**** Provided data
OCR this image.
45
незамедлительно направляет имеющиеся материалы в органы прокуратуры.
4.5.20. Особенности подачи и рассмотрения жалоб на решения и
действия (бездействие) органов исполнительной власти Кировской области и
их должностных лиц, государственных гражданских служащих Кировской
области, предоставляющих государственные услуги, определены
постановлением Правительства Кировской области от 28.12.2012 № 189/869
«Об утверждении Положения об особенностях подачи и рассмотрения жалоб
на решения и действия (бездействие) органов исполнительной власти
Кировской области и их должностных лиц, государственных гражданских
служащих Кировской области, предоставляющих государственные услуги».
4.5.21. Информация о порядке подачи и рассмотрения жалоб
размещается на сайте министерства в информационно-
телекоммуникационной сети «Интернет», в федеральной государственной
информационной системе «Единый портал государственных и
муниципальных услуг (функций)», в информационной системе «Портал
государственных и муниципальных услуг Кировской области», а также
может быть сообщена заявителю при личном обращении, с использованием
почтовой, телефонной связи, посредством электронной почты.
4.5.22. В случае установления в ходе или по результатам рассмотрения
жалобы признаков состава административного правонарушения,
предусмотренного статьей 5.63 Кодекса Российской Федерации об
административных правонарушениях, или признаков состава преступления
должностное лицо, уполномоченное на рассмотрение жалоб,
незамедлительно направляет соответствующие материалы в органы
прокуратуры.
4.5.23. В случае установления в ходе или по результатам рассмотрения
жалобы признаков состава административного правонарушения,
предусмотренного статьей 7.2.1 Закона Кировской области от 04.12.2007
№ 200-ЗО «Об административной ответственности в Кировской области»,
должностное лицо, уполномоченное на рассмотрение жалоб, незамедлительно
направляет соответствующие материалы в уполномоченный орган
********
Written exercise
From the entries above, copy out every line where the string "муниципальных" appears.

Solution to this problem
муниципальных услуг (функций)», в информационной системе «Портал
государственных и муниципальных услуг Кировской области», а также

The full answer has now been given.